> WHAT THIS TASK INVOLVES:
Any picture among the records should be left out, please; retype the rest exactly.
-- START --
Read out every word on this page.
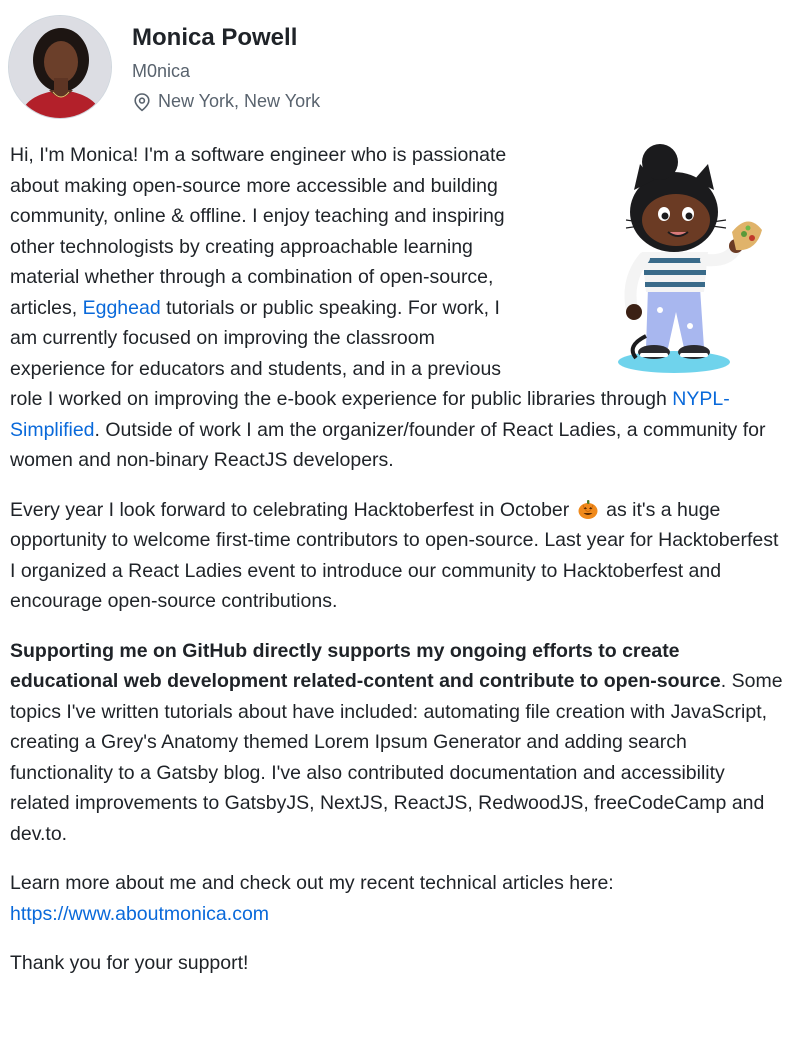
Monica Powell
M0nica
New York, New York

Hi, I'm Monica! I'm a software engineer who is passionate about making open-source more accessible and building community, online & offline. I enjoy teaching and inspiring other technologists by creating approachable learning material whether through a combination of open-source, articles, Egghead tutorials or public speaking. For work, I am currently focused on improving the classroom experience for educators and students, and in a previous role I worked on improving the e-book experience for public libraries through NYPL-Simplified. Outside of work I am the organizer/founder of React Ladies, a community for women and non-binary ReactJS developers.

Every year I look forward to celebrating Hacktoberfest in October  as it's a huge opportunity to welcome first-time contributors to open-source. Last year for Hacktoberfest I organized a React Ladies event to introduce our community to Hacktoberfest and encourage open-source contributions.

Supporting me on GitHub directly supports my ongoing efforts to create educational web development related-content and contribute to open-source. Some topics I've written tutorials about have included: automating file creation with JavaScript, creating a Grey's Anatomy themed Lorem Ipsum Generator and adding search functionality to a Gatsby blog. I've also contributed documentation and accessibility related improvements to GatsbyJS, NextJS, ReactJS, RedwoodJS, freeCodeCamp and dev.to.

Learn more about me and check out my recent technical articles here: https://www.aboutmonica.com

Thank you for your support!
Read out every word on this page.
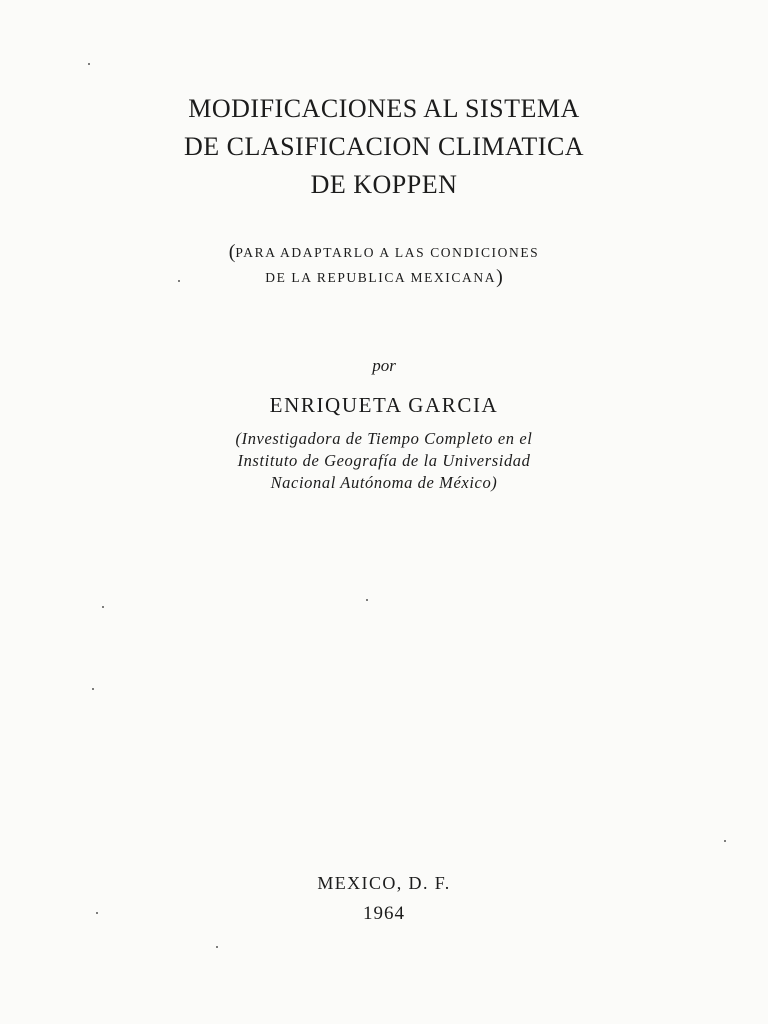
MODIFICACIONES AL SISTEMA
DE CLASIFICACION CLIMATICA
DE KOPPEN
(PARA ADAPTARLO A LAS CONDICIONES
DE LA REPUBLICA MEXICANA)
por
ENRIQUETA GARCIA
(Investigadora de Tiempo Completo en el
Instituto de Geografía de la Universidad
Nacional Autónoma de México)
MEXICO, D. F.
1964
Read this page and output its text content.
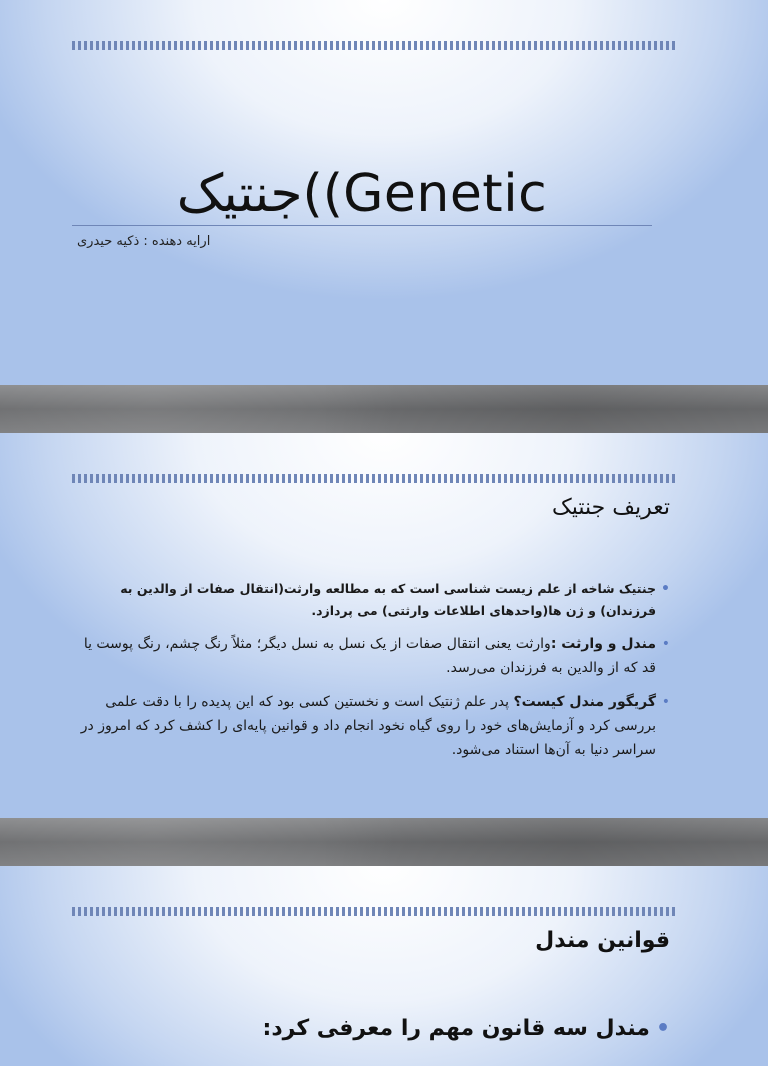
جنتیک((Genetic
ارایه دهنده : ذکیه حیدری
تعریف جنتیک
•
جنتیک شاخه از علم زیست شناسی است که به مطالعه وارثت(انتقال صفات از والدین به فرزندان) و ژن ها(واحدهای اطلاعات وارثتی) می پردازد.
•
مندل و وارثت :وارثت یعنی انتقال صفات از یک نسل به نسل دیگر؛ مثلاً رنگ چشم، رنگ پوست یا قد که از والدین به فرزندان می‌رسد.
•
گریگور مندل کیست؟ پدر علم ژنتیک است و نخستین کسی بود که این پدیده را با دقت علمی بررسی کرد و آزمایش‌های خود را روی گیاه نخود انجام داد و قوانین پایه‌ای را کشف کرد که امروز در سراسر دنیا به آن‌ها استناد می‌شود.
قوانین مندل
•مندل سه قانون مهم را معرفی کرد:
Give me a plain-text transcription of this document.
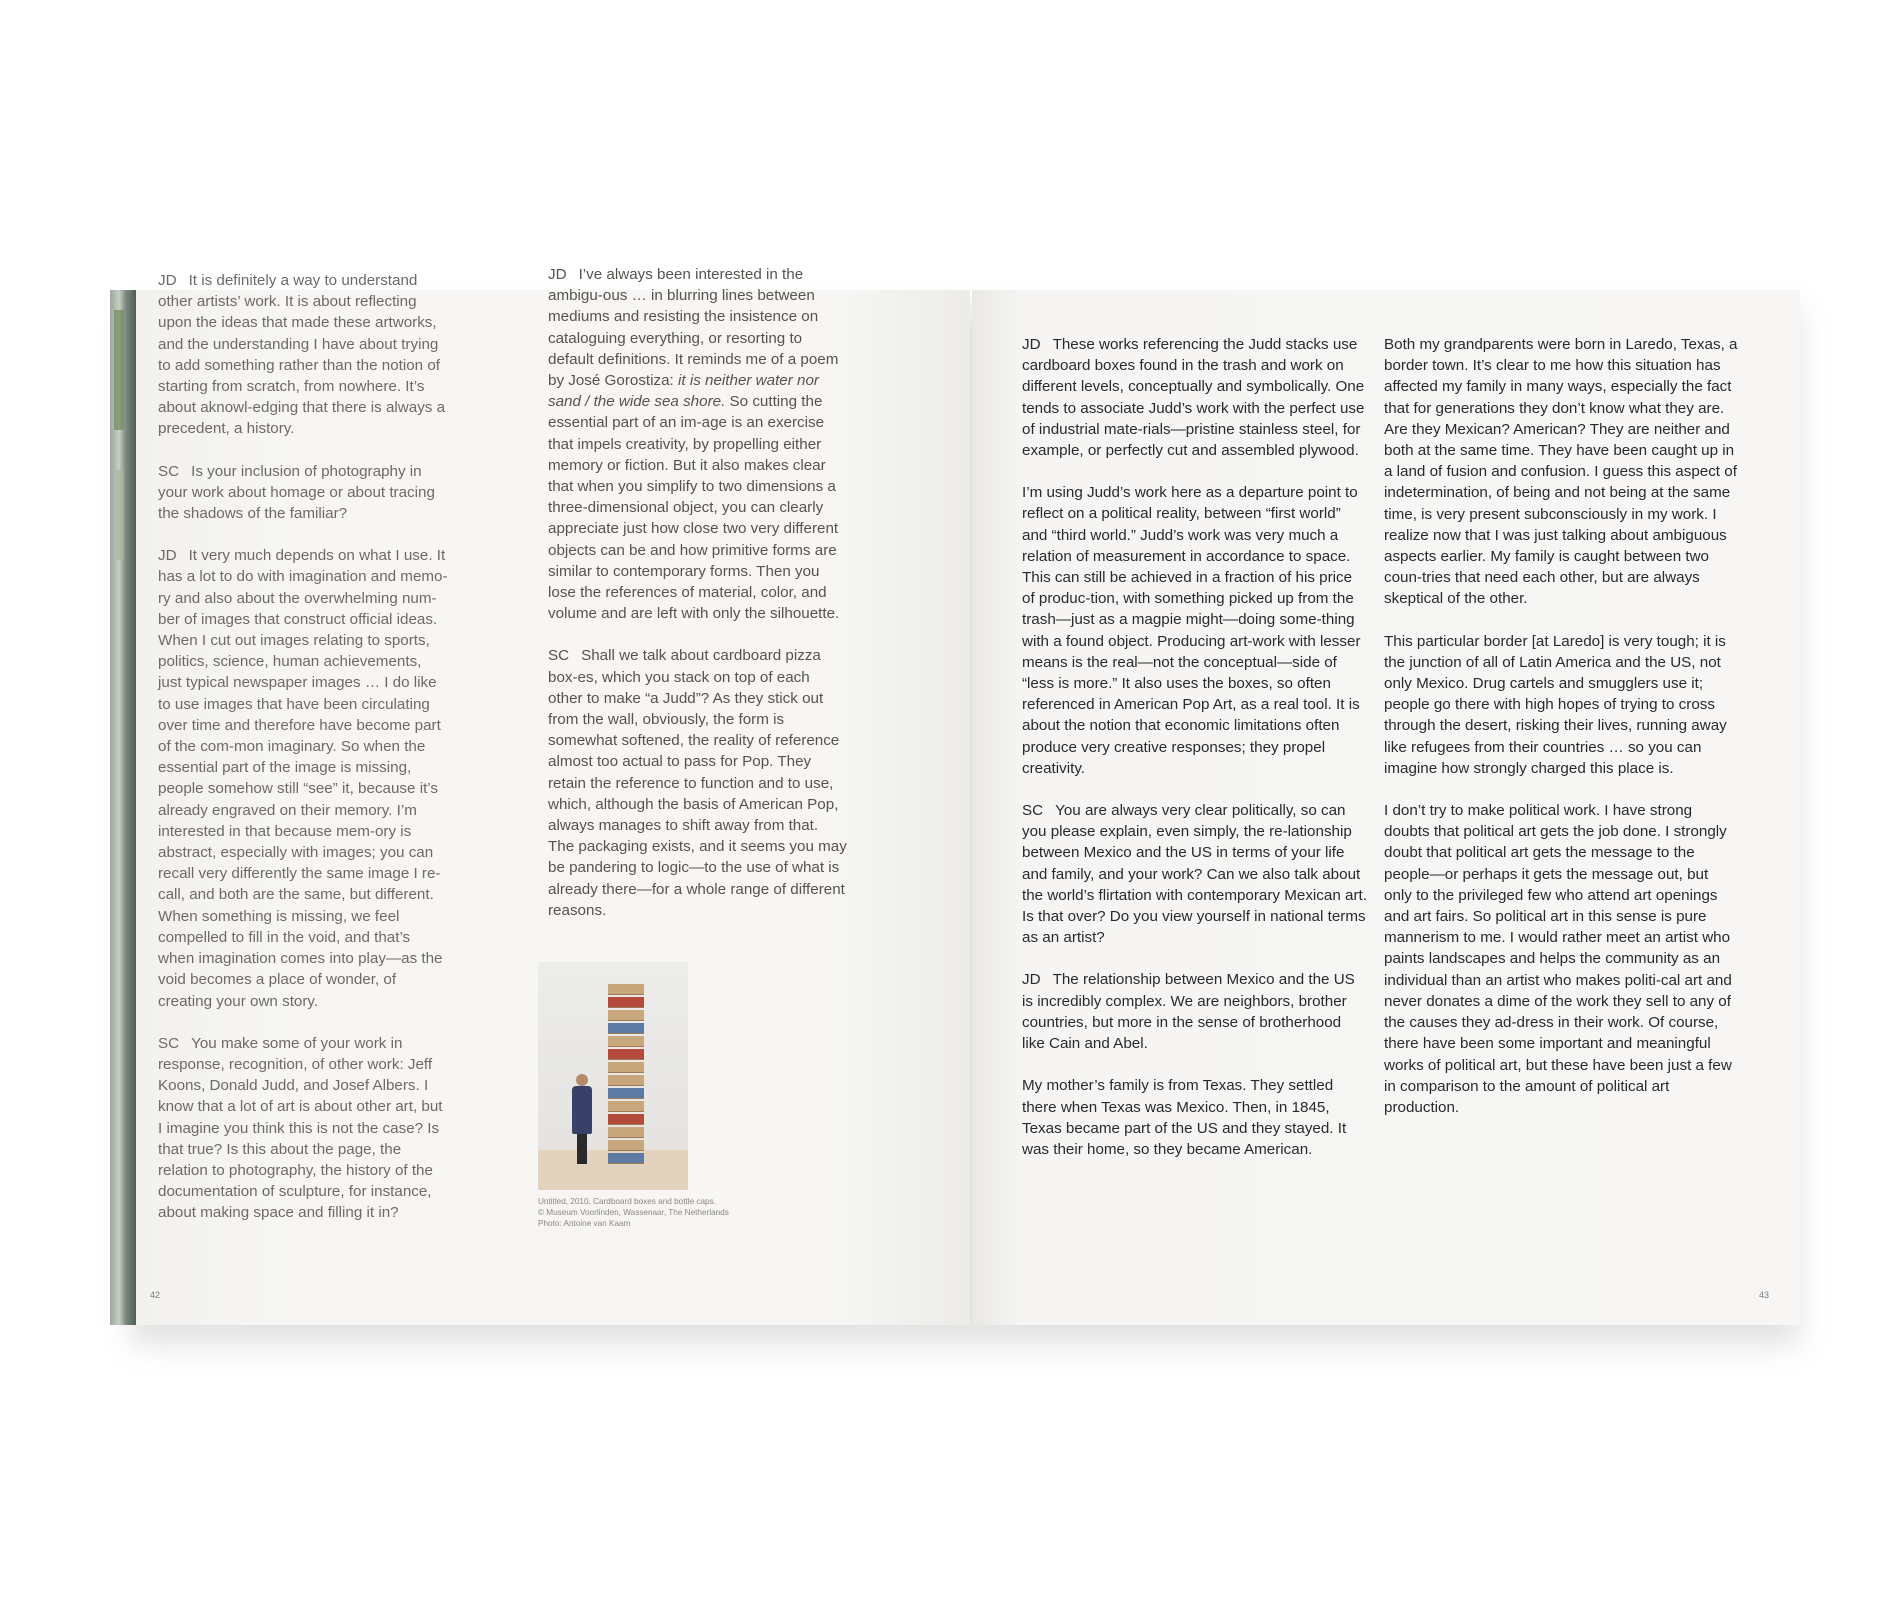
JD It is definitely a way to understand other artists’ work. It is about reflecting upon the ideas that made these artworks, and the understanding I have about trying to add something rather than the notion of starting from scratch, from nowhere. It’s about aknowl-edging that there is always a precedent, a history.

SC Is your inclusion of photography in your work about homage or about tracing the shadows of the familiar?

JD It very much depends on what I use. It has a lot to do with imagination and memo-ry and also about the overwhelming num-ber of images that construct official ideas. When I cut out images relating to sports, politics, science, human achievements, just typical newspaper images … I do like to use images that have been circulating over time and therefore have become part of the com-mon imaginary. So when the essential part of the image is missing, people somehow still “see” it, because it’s already engraved on their memory. I’m interested in that because mem-ory is abstract, especially with images; you can recall very differently the same image I re-call, and both are the same, but different. When something is missing, we feel compelled to fill in the void, and that’s when imagination comes into play—as the void becomes a place of wonder, of creating your own story.

SC You make some of your work in response, recognition, of other work: Jeff Koons, Donald Judd, and Josef Albers. I know that a lot of art is about other art, but I imagine you think this is not the case? Is that true? Is this about the page, the relation to photography, the history of the documentation of sculpture, for instance, about making space and filling it in?

JD I’ve always been interested in the ambigu-ous … in blurring lines between mediums and resisting the insistence on cataloguing everything, or resorting to default definitions. It reminds me of a poem by José Gorostiza: it is neither water nor sand / the wide sea shore. So cutting the essential part of an im-age is an exercise that impels creativity, by propelling either memory or fiction. But it also makes clear that when you simplify to two dimensions a three-dimensional object, you can clearly appreciate just how close two very different objects can be and how primitive forms are similar to contemporary forms. Then you lose the references of material, color, and volume and are left with only the silhouette.

SC Shall we talk about cardboard pizza box-es, which you stack on top of each other to make “a Judd”? As they stick out from the wall, obviously, the form is somewhat softened, the reality of reference almost too actual to pass for Pop. They retain the reference to function and to use, which, although the basis of American Pop, always manages to shift away from that. The packaging exists, and it seems you may be pandering to logic—to the use of what is already there—for a whole range of different reasons.

Untitled, 2010. Cardboard boxes and bottle caps.
© Museum Voorlinden, Wassenaar, The Netherlands
Photo: Antoine van Kaam
42

JD These works referencing the Judd stacks use cardboard boxes found in the trash and work on different levels, conceptually and symbolically. One tends to associate Judd’s work with the perfect use of industrial mate-rials—pristine stainless steel, for example, or perfectly cut and assembled plywood.

I’m using Judd’s work here as a departure point to reflect on a political reality, between “first world” and “third world.” Judd’s work was very much a relation of measurement in accordance to space. This can still be achieved in a fraction of his price of produc-tion, with something picked up from the trash—just as a magpie might—doing some-thing with a found object. Producing art-work with lesser means is the real—not the conceptual—side of “less is more.” It also uses the boxes, so often referenced in American Pop Art, as a real tool. It is about the notion that economic limitations often produce very creative responses; they propel creativity.

SC You are always very clear politically, so can you please explain, even simply, the re-lationship between Mexico and the US in terms of your life and family, and your work? Can we also talk about the world’s flirtation with contemporary Mexican art. Is that over? Do you view yourself in national terms as an artist?

JD The relationship between Mexico and the US is incredibly complex. We are neighbors, brother countries, but more in the sense of brotherhood like Cain and Abel.

My mother’s family is from Texas. They settled there when Texas was Mexico. Then, in 1845, Texas became part of the US and they stayed. It was their home, so they became American.

Both my grandparents were born in Laredo, Texas, a border town. It’s clear to me how this situation has affected my family in many ways, especially the fact that for generations they don’t know what they are. Are they Mexican? American? They are neither and both at the same time. They have been caught up in a land of fusion and confusion. I guess this aspect of indetermination, of being and not being at the same time, is very present subconsciously in my work. I realize now that I was just talking about ambiguous aspects earlier. My family is caught between two coun-tries that need each other, but are always skeptical of the other.

This particular border [at Laredo] is very tough; it is the junction of all of Latin America and the US, not only Mexico. Drug cartels and smugglers use it; people go there with high hopes of trying to cross through the desert, risking their lives, running away like refugees from their countries … so you can imagine how strongly charged this place is.

I don’t try to make political work. I have strong doubts that political art gets the job done. I strongly doubt that political art gets the message to the people—or perhaps it gets the message out, but only to the privileged few who attend art openings and art fairs. So political art in this sense is pure mannerism to me. I would rather meet an artist who paints landscapes and helps the community as an individual than an artist who makes politi-cal art and never donates a dime of the work they sell to any of the causes they ad-dress in their work. Of course, there have been some important and meaningful works of political art, but these have been just a few in comparison to the amount of political art production.

43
-- END --
> COMPLETE ANSWER:
Read out every word on this page.
Monica Powell
M0nica
New York, New York

Hi, I'm Monica! I'm a software engineer who is passionate about making open-source more accessible and building community, online & offline. I enjoy teaching and inspiring other technologists by creating approachable learning material whether through a combination of open-source, articles, Egghead tutorials or public speaking. For work, I am currently focused on improving the classroom experience for educators and students, and in a previous role I worked on improving the e-book experience for public libraries through NYPL-Simplified. Outside of work I am the organizer/founder of React Ladies, a community for women and non-binary ReactJS developers.

Every year I look forward to celebrating Hacktoberfest in October  as it's a huge opportunity to welcome first-time contributors to open-source. Last year for Hacktoberfest I organized a React Ladies event to introduce our community to Hacktoberfest and encourage open-source contributions.

Supporting me on GitHub directly supports my ongoing efforts to create educational web development related-content and contribute to open-source. Some topics I've written tutorials about have included: automating file creation with JavaScript, creating a Grey's Anatomy themed Lorem Ipsum Generator and adding search functionality to a Gatsby blog. I've also contributed documentation and accessibility related improvements to GatsbyJS, NextJS, ReactJS, RedwoodJS, freeCodeCamp and dev.to.

Learn more about me and check out my recent technical articles here: https://www.aboutmonica.com

Thank you for your support!
Read out every word on this page.
MODIFICACIONES AL SISTEMA
DE CLASIFICACION CLIMATICA
DE KOPPEN
(PARA ADAPTARLO A LAS CONDICIONES
DE LA REPUBLICA MEXICANA)
por
ENRIQUETA GARCIA
(Investigadora de Tiempo Completo en el
Instituto de Geografía de la Universidad
Nacional Autónoma de México)
MEXICO, D. F.
1964
Read this page and output its text content.
جنتیک((Genetic
ارایه دهنده : ذکیه حیدری
تعریف جنتیک
•
جنتیک شاخه از علم زیست شناسی است که به مطالعه وارثت(انتقال صفات از والدین به فرزندان) و ژن ها(واحدهای اطلاعات وارثتی) می پردازد.
•
مندل و وارثت :وارثت یعنی انتقال صفات از یک نسل به نسل دیگر؛ مثلاً رنگ چشم، رنگ پوست یا قد که از والدین به فرزندان می‌رسد.
•
گریگور مندل کیست؟ پدر علم ژنتیک است و نخستین کسی بود که این پدیده را با دقت علمی بررسی کرد و آزمایش‌های خود را روی گیاه نخود انجام داد و قوانین پایه‌ای را کشف کرد که امروز در سراسر دنیا به آن‌ها استناد می‌شود.
قوانین مندل
•مندل سه قانون مهم را معرفی کرد:
Give me a plain-text transcription of this document.
JD It is definitely a way to understand other artists’ work. It is about reflecting upon the ideas that made these artworks, and the understanding I have about trying to add something rather than the notion of starting from scratch, from nowhere. It’s about aknowl-edging that there is always a precedent, a history.

SC Is your inclusion of photography in your work about homage or about tracing the shadows of the familiar?

JD It very much depends on what I use. It has a lot to do with imagination and memo-ry and also about the overwhelming num-ber of images that construct official ideas. When I cut out images relating to sports, politics, science, human achievements, just typical newspaper images … I do like to use images that have been circulating over time and therefore have become part of the com-mon imaginary. So when the essential part of the image is missing, people somehow still “see” it, because it’s already engraved on their memory. I’m interested in that because mem-ory is abstract, especially with images; you can recall very differently the same image I re-call, and both are the same, but different. When something is missing, we feel compelled to fill in the void, and that’s when imagination comes into play—as the void becomes a place of wonder, of creating your own story.

SC You make some of your work in response, recognition, of other work: Jeff Koons, Donald Judd, and Josef Albers. I know that a lot of art is about other art, but I imagine you think this is not the case? Is that true? Is this about the page, the relation to photography, the history of the documentation of sculpture, for instance, about making space and filling it in?

JD I’ve always been interested in the ambigu-ous … in blurring lines between mediums and resisting the insistence on cataloguing everything, or resorting to default definitions. It reminds me of a poem by José Gorostiza: it is neither water nor sand / the wide sea shore. So cutting the essential part of an im-age is an exercise that impels creativity, by propelling either memory or fiction. But it also makes clear that when you simplify to two dimensions a three-dimensional object, you can clearly appreciate just how close two very different objects can be and how primitive forms are similar to contemporary forms. Then you lose the references of material, color, and volume and are left with only the silhouette.

SC Shall we talk about cardboard pizza box-es, which you stack on top of each other to make “a Judd”? As they stick out from the wall, obviously, the form is somewhat softened, the reality of reference almost too actual to pass for Pop. They retain the reference to function and to use, which, although the basis of American Pop, always manages to shift away from that. The packaging exists, and it seems you may be pandering to logic—to the use of what is already there—for a whole range of different reasons.

Untitled, 2010. Cardboard boxes and bottle caps.
© Museum Voorlinden, Wassenaar, The Netherlands
Photo: Antoine van Kaam
42

JD These works referencing the Judd stacks use cardboard boxes found in the trash and work on different levels, conceptually and symbolically. One tends to associate Judd’s work with the perfect use of industrial mate-rials—pristine stainless steel, for example, or perfectly cut and assembled plywood.

I’m using Judd’s work here as a departure point to reflect on a political reality, between “first world” and “third world.” Judd’s work was very much a relation of measurement in accordance to space. This can still be achieved in a fraction of his price of produc-tion, with something picked up from the trash—just as a magpie might—doing some-thing with a found object. Producing art-work with lesser means is the real—not the conceptual—side of “less is more.” It also uses the boxes, so often referenced in American Pop Art, as a real tool. It is about the notion that economic limitations often produce very creative responses; they propel creativity.

SC You are always very clear politically, so can you please explain, even simply, the re-lationship between Mexico and the US in terms of your life and family, and your work? Can we also talk about the world’s flirtation with contemporary Mexican art. Is that over? Do you view yourself in national terms as an artist?

JD The relationship between Mexico and the US is incredibly complex. We are neighbors, brother countries, but more in the sense of brotherhood like Cain and Abel.

My mother’s family is from Texas. They settled there when Texas was Mexico. Then, in 1845, Texas became part of the US and they stayed. It was their home, so they became American.

Both my grandparents were born in Laredo, Texas, a border town. It’s clear to me how this situation has affected my family in many ways, especially the fact that for generations they don’t know what they are. Are they Mexican? American? They are neither and both at the same time. They have been caught up in a land of fusion and confusion. I guess this aspect of indetermination, of being and not being at the same time, is very present subconsciously in my work. I realize now that I was just talking about ambiguous aspects earlier. My family is caught between two coun-tries that need each other, but are always skeptical of the other.

This particular border [at Laredo] is very tough; it is the junction of all of Latin America and the US, not only Mexico. Drug cartels and smugglers use it; people go there with high hopes of trying to cross through the desert, risking their lives, running away like refugees from their countries … so you can imagine how strongly charged this place is.

I don’t try to make political work. I have strong doubts that political art gets the job done. I strongly doubt that political art gets the message to the people—or perhaps it gets the message out, but only to the privileged few who attend art openings and art fairs. So political art in this sense is pure mannerism to me. I would rather meet an artist who paints landscapes and helps the community as an individual than an artist who makes politi-cal art and never donates a dime of the work they sell to any of the causes they ad-dress in their work. Of course, there have been some important and meaningful works of political art, but these have been just a few in comparison to the amount of political art production.

43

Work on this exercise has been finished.